RECORD SET
>>

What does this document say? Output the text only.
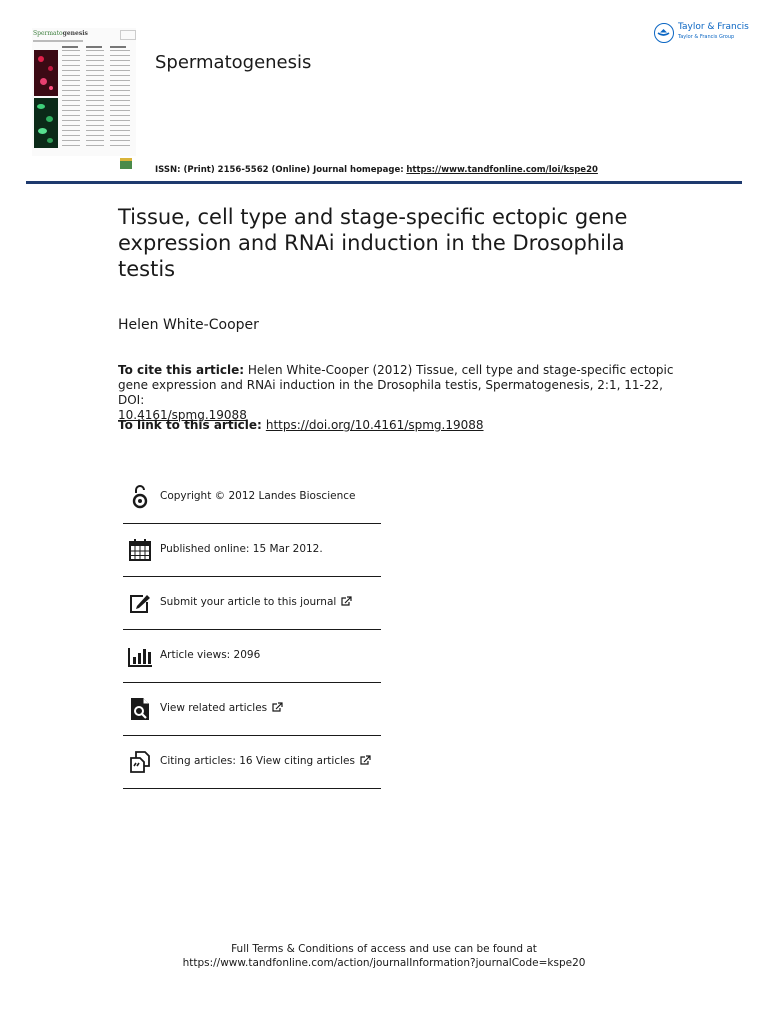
Spermatogenesis
Spermatogenesis
Taylor & Francis
Taylor & Francis Group
ISSN: (Print) 2156-5562 (Online) Journal homepage: https://www.tandfonline.com/loi/kspe20
Tissue, cell type and stage-specific ectopic gene expression and RNAi induction in the Drosophila testis
Helen White-Cooper
To cite this article: Helen White-Cooper (2012) Tissue, cell type and stage-specific ectopic gene expression and RNAi induction in the Drosophila testis, Spermatogenesis, 2:1, 11-22, DOI:
10.4161/spmg.19088
To link to this article: https://doi.org/10.4161/spmg.19088
Copyright © 2012 Landes Bioscience
Published online: 15 Mar 2012.
Submit your article to this journal
Article views: 2096
View related articles
Citing articles: 16 View citing articles
Full Terms & Conditions of access and use can be found at
https://www.tandfonline.com/action/journalInformation?journalCode=kspe20
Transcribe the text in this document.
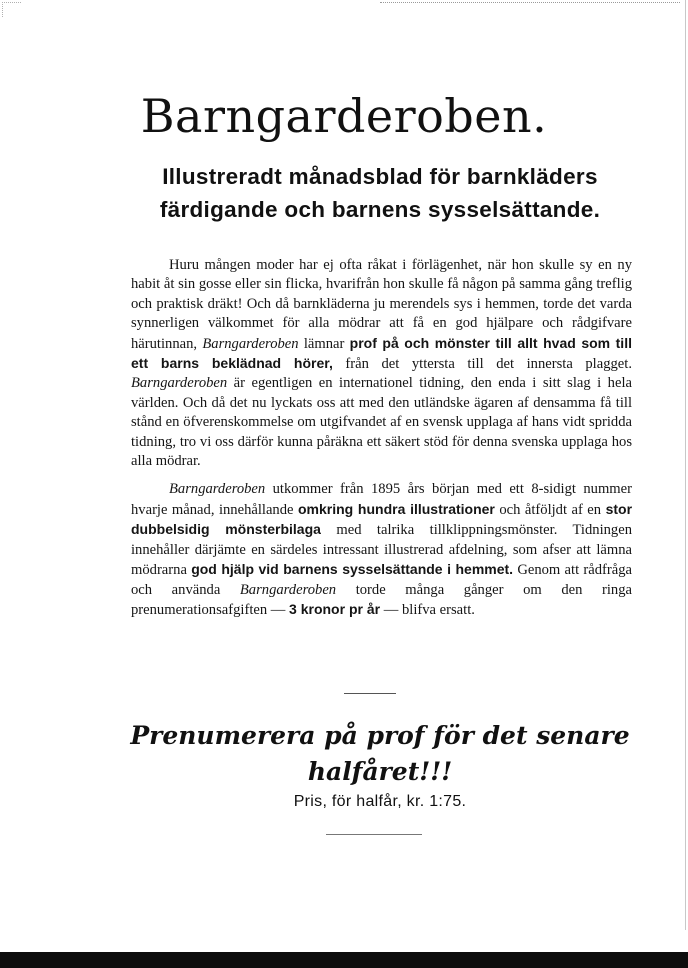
Barngarderoben.
Illustreradt månadsblad för barnkläders färdigande och barnens sysselsättande.

Huru mången moder har ej ofta råkat i förlägenhet, när hon skulle sy en ny habit åt sin gosse eller sin flicka, hvarifrån hon skulle få någon på samma gång treflig och praktisk dräkt! Och då barnkläderna ju merendels sys i hemmen, torde det varda synnerligen välkommet för alla mödrar att få en god hjälpare och rådgifvare härutinnan, Barngarderoben lämnar prof på och mönster till allt hvad som till ett barns beklädnad hörer, från det yttersta till det innersta plagget. Barngarderoben är egentligen en internationel tidning, den enda i sitt slag i hela världen. Och då det nu lyckats oss att med den utländske ägaren af densamma få till stånd en öfverenskommelse om utgifvandet af en svensk upplaga af hans vidt spridda tidning, tro vi oss därför kunna påräkna ett säkert stöd för denna svenska upplaga hos alla mödrar.

Barngarderoben utkommer från 1895 års början med ett 8-sidigt nummer hvarje månad, innehållande omkring hundra illustrationer och åtföljdt af en stor dubbelsidig mönsterbilaga med talrika tillklippningsmönster. Tidningen innehåller därjämte en särdeles intressant illustrerad afdelning, som afser att lämna mödrarna god hjälp vid barnens sysselsättande i hemmet. Genom att rådfråga och använda Barngarderoben torde många gånger om den ringa prenumerationsafgiften — 3 kronor pr år — blifva ersatt.

Prenumerera på prof för det senare halfåret!!!
Pris, för halfår, kr. 1:75.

<<

TASK DETAILS
When you copy the entries above, reproduce each line exactly and leave out any pictures.

RESPONSE TO THE EXERCISE
What does this document say? Output the text only.
Spermatogenesis
Spermatogenesis
Taylor & Francis
Taylor & Francis Group
ISSN: (Print) 2156-5562 (Online) Journal homepage: https://www.tandfonline.com/loi/kspe20
Tissue, cell type and stage-specific ectopic gene expression and RNAi induction in the Drosophila testis
Helen White-Cooper
To cite this article: Helen White-Cooper (2012) Tissue, cell type and stage-specific ectopic gene expression and RNAi induction in the Drosophila testis, Spermatogenesis, 2:1, 11-22, DOI:
10.4161/spmg.19088
To link to this article: https://doi.org/10.4161/spmg.19088
Copyright © 2012 Landes Bioscience
Published online: 15 Mar 2012.
Submit your article to this journal
Article views: 2096
View related articles
Citing articles: 16 View citing articles
Full Terms & Conditions of access and use can be found at
https://www.tandfonline.com/action/journalInformation?journalCode=kspe20
Transcribe the text in this document.
Barngarderoben.
Illustreradt månadsblad för barnkläders färdigande och barnens sysselsättande.

Huru mången moder har ej ofta råkat i förlägenhet, när hon skulle sy en ny habit åt sin gosse eller sin flicka, hvarifrån hon skulle få någon på samma gång treflig och praktisk dräkt! Och då barnkläderna ju merendels sys i hemmen, torde det varda synnerligen välkommet för alla mödrar att få en god hjälpare och rådgifvare härutinnan, Barngarderoben lämnar prof på och mönster till allt hvad som till ett barns beklädnad hörer, från det yttersta till det innersta plagget. Barngarderoben är egentligen en internationel tidning, den enda i sitt slag i hela världen. Och då det nu lyckats oss att med den utländske ägaren af densamma få till stånd en öfverenskommelse om utgifvandet af en svensk upplaga af hans vidt spridda tidning, tro vi oss därför kunna påräkna ett säkert stöd för denna svenska upplaga hos alla mödrar.

Barngarderoben utkommer från 1895 års början med ett 8-sidigt nummer hvarje månad, innehållande omkring hundra illustrationer och åtföljdt af en stor dubbelsidig mönsterbilaga med talrika tillklippningsmönster. Tidningen innehåller därjämte en särdeles intressant illustrerad afdelning, som afser att lämna mödrarna god hjälp vid barnens sysselsättande i hemmet. Genom att rådfråga och använda Barngarderoben torde många gånger om den ringa prenumerationsafgiften — 3 kronor pr år — blifva ersatt.

Prenumerera på prof för det senare halfåret!!!
Pris, för halfår, kr. 1:75.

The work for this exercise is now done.